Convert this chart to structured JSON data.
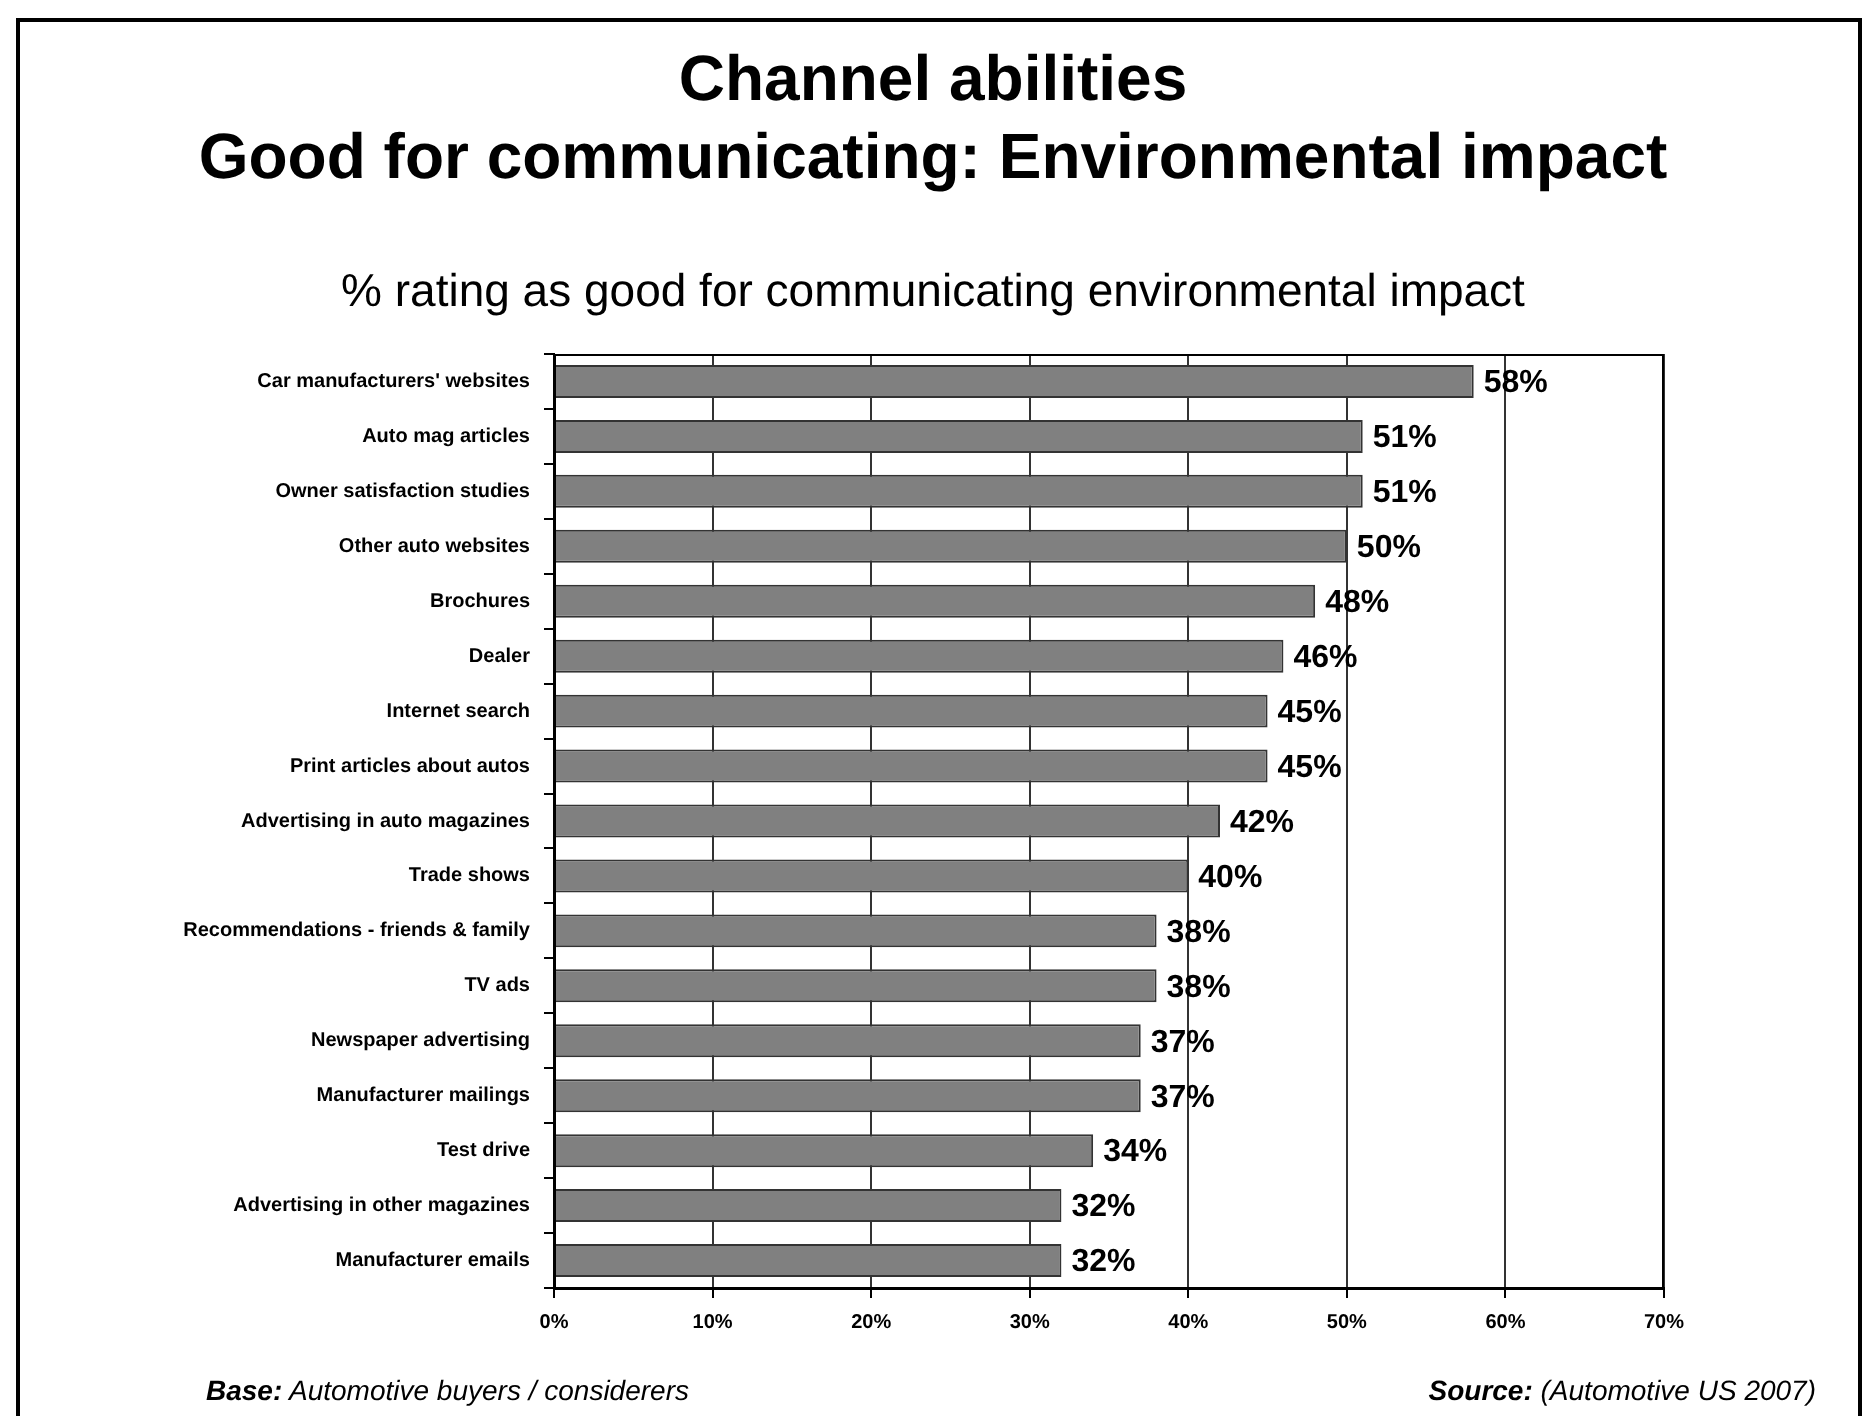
{
  "chart_data": {
    "type": "bar",
    "orientation": "horizontal",
    "title": "Channel abilities\nGood for communicating: Environmental impact",
    "subtitle": "% rating as good for communicating environmental impact",
    "categories": [
      "Car manufacturers' websites",
      "Auto mag articles",
      "Owner satisfaction studies",
      "Other auto websites",
      "Brochures",
      "Dealer",
      "Internet search",
      "Print articles about autos",
      "Advertising in auto magazines",
      "Trade shows",
      "Recommendations - friends & family",
      "TV ads",
      "Newspaper advertising",
      "Manufacturer mailings",
      "Test drive",
      "Advertising in other magazines",
      "Manufacturer emails"
    ],
    "values": [
      58,
      51,
      51,
      50,
      48,
      46,
      45,
      45,
      42,
      40,
      38,
      38,
      37,
      37,
      34,
      32,
      32
    ],
    "value_labels": [
      "58%",
      "51%",
      "51%",
      "50%",
      "48%",
      "46%",
      "45%",
      "45%",
      "42%",
      "40%",
      "38%",
      "38%",
      "37%",
      "37%",
      "34%",
      "32%",
      "32%"
    ],
    "color": "#808080",
    "xlim": [
      0,
      70
    ],
    "xticks": [
      {
        "value": 0,
        "label": "0%"
      },
      {
        "value": 10,
        "label": "10%"
      },
      {
        "value": 20,
        "label": "20%"
      },
      {
        "value": 30,
        "label": "30%"
      },
      {
        "value": 40,
        "label": "40%"
      },
      {
        "value": 50,
        "label": "50%"
      },
      {
        "value": 60,
        "label": "60%"
      },
      {
        "value": 70,
        "label": "70%"
      }
    ],
    "grid": "x",
    "annotations": [
      "Base: Automotive buyers / considerers",
      "Source: (Automotive US 2007)"
    ]
  }
}
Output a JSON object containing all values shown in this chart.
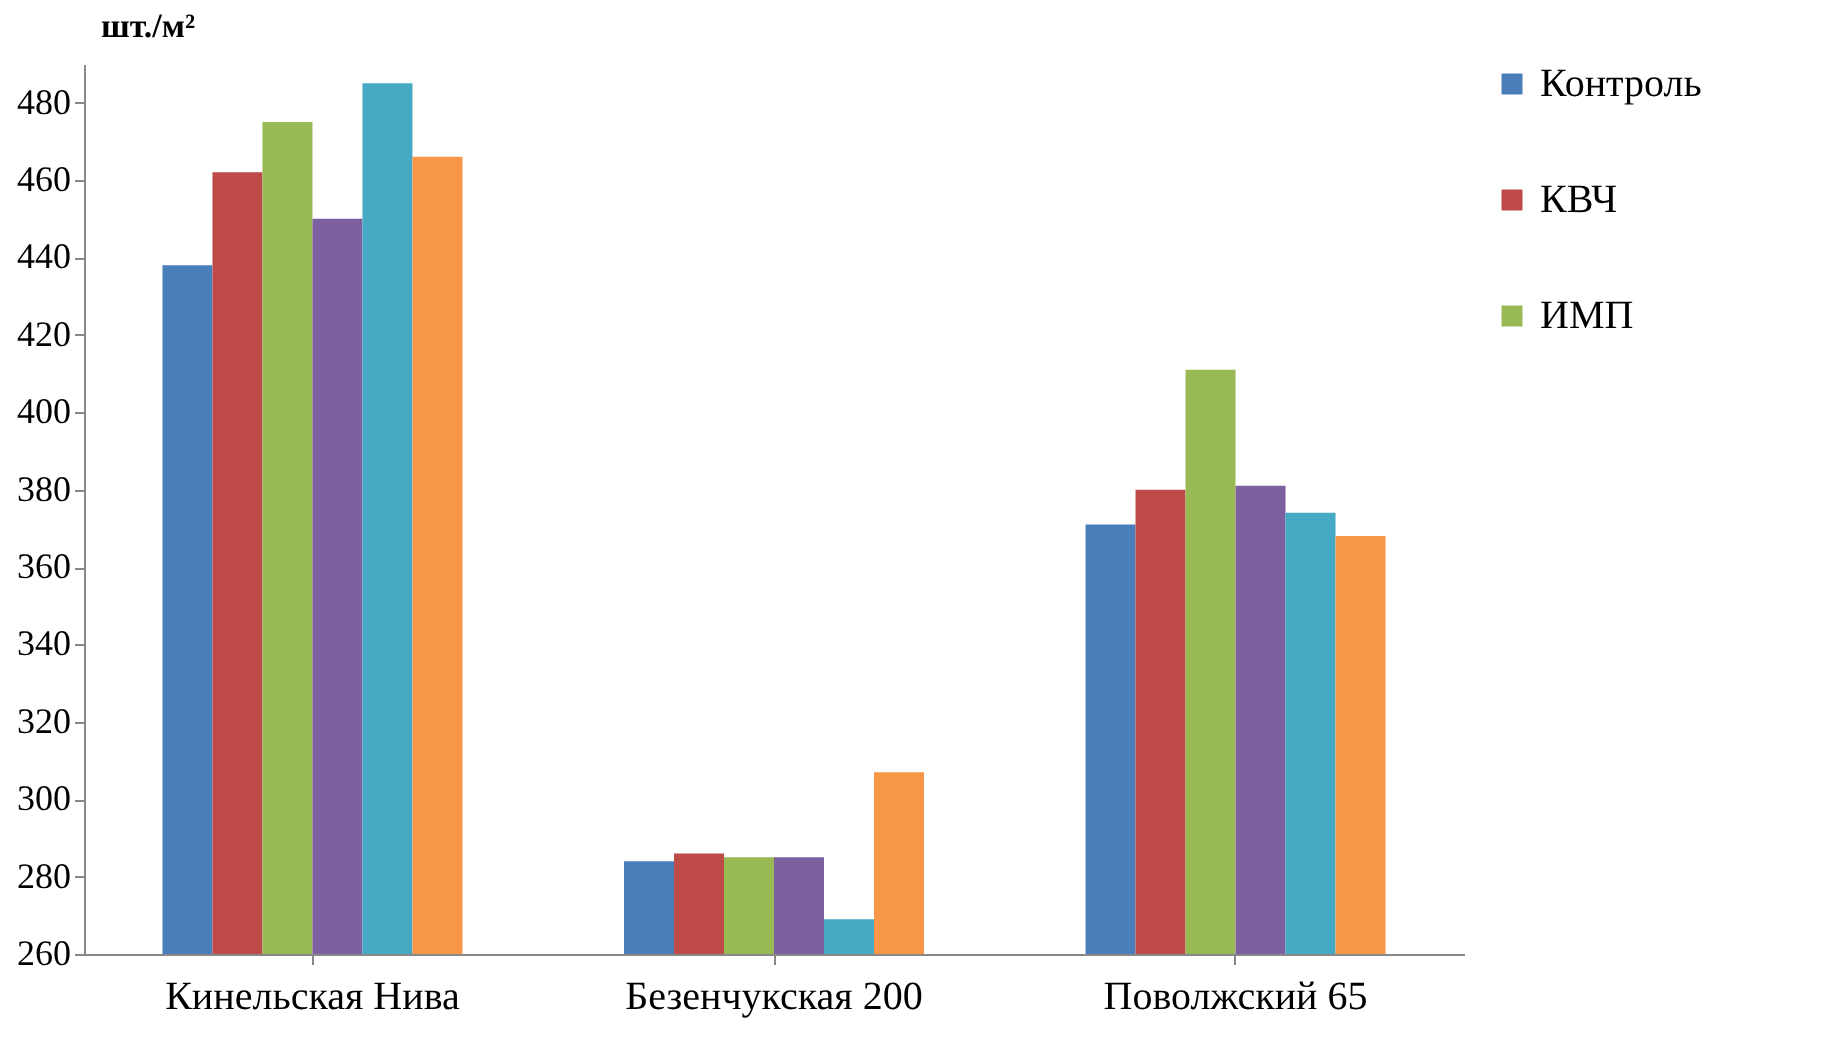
{
  "chart_data": {
    "type": "bar",
    "ylabel": "шт./м²",
    "categories": [
      "Кинельская Нива",
      "Безенчукская 200",
      "Поволжский 65"
    ],
    "series": [
      {
        "name": "Контроль",
        "color": "#4a7ebb",
        "values": [
          438,
          284,
          371
        ]
      },
      {
        "name": "КВЧ",
        "color": "#be4b48",
        "values": [
          462,
          286,
          380
        ]
      },
      {
        "name": "ИМП",
        "color": "#98b954",
        "values": [
          475,
          285,
          411
        ]
      },
      {
        "color": "#7d60a0",
        "values": [
          450,
          285,
          381
        ]
      },
      {
        "color": "#46aac5",
        "values": [
          485,
          269,
          374
        ]
      },
      {
        "color": "#f79646",
        "values": [
          466,
          307,
          368
        ]
      }
    ],
    "ylim": [
      260,
      490
    ],
    "yticks": [
      260,
      280,
      300,
      320,
      340,
      360,
      380,
      400,
      420,
      440,
      460,
      480
    ],
    "grid": false,
    "legend": "right"
  }
}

════════

Reproduce the records, all of them, word for word; omit the pictures.

Written solution:
Convert this chart to structured JSON data.
{
  "chart_data": {
    "type": "bar",
    "orientation": "horizontal",
    "title": "Channel abilities\nGood for communicating: Environmental impact",
    "subtitle": "% rating as good for communicating environmental impact",
    "categories": [
      "Car manufacturers' websites",
      "Auto mag articles",
      "Owner satisfaction studies",
      "Other auto websites",
      "Brochures",
      "Dealer",
      "Internet search",
      "Print articles about autos",
      "Advertising in auto magazines",
      "Trade shows",
      "Recommendations - friends & family",
      "TV ads",
      "Newspaper advertising",
      "Manufacturer mailings",
      "Test drive",
      "Advertising in other magazines",
      "Manufacturer emails"
    ],
    "values": [
      58,
      51,
      51,
      50,
      48,
      46,
      45,
      45,
      42,
      40,
      38,
      38,
      37,
      37,
      34,
      32,
      32
    ],
    "value_labels": [
      "58%",
      "51%",
      "51%",
      "50%",
      "48%",
      "46%",
      "45%",
      "45%",
      "42%",
      "40%",
      "38%",
      "38%",
      "37%",
      "37%",
      "34%",
      "32%",
      "32%"
    ],
    "color": "#808080",
    "xlim": [
      0,
      70
    ],
    "xticks": [
      {
        "value": 0,
        "label": "0%"
      },
      {
        "value": 10,
        "label": "10%"
      },
      {
        "value": 20,
        "label": "20%"
      },
      {
        "value": 30,
        "label": "30%"
      },
      {
        "value": 40,
        "label": "40%"
      },
      {
        "value": 50,
        "label": "50%"
      },
      {
        "value": 60,
        "label": "60%"
      },
      {
        "value": 70,
        "label": "70%"
      }
    ],
    "grid": "x",
    "annotations": [
      "Base: Automotive buyers / considerers",
      "Source: (Automotive US 2007)"
    ]
  }
}
Output a JSON object containing all values shown in this chart.
{
  "chart_data": {
    "type": "bar",
    "ylabel": "шт./м²",
    "categories": [
      "Кинельская Нива",
      "Безенчукская 200",
      "Поволжский 65"
    ],
    "series": [
      {
        "name": "Контроль",
        "color": "#4a7ebb",
        "values": [
          438,
          284,
          371
        ]
      },
      {
        "name": "КВЧ",
        "color": "#be4b48",
        "values": [
          462,
          286,
          380
        ]
      },
      {
        "name": "ИМП",
        "color": "#98b954",
        "values": [
          475,
          285,
          411
        ]
      },
      {
        "color": "#7d60a0",
        "values": [
          450,
          285,
          381
        ]
      },
      {
        "color": "#46aac5",
        "values": [
          485,
          269,
          374
        ]
      },
      {
        "color": "#f79646",
        "values": [
          466,
          307,
          368
        ]
      }
    ],
    "ylim": [
      260,
      490
    ],
    "yticks": [
      260,
      280,
      300,
      320,
      340,
      360,
      380,
      400,
      420,
      440,
      460,
      480
    ],
    "grid": false,
    "legend": "right"
  }
}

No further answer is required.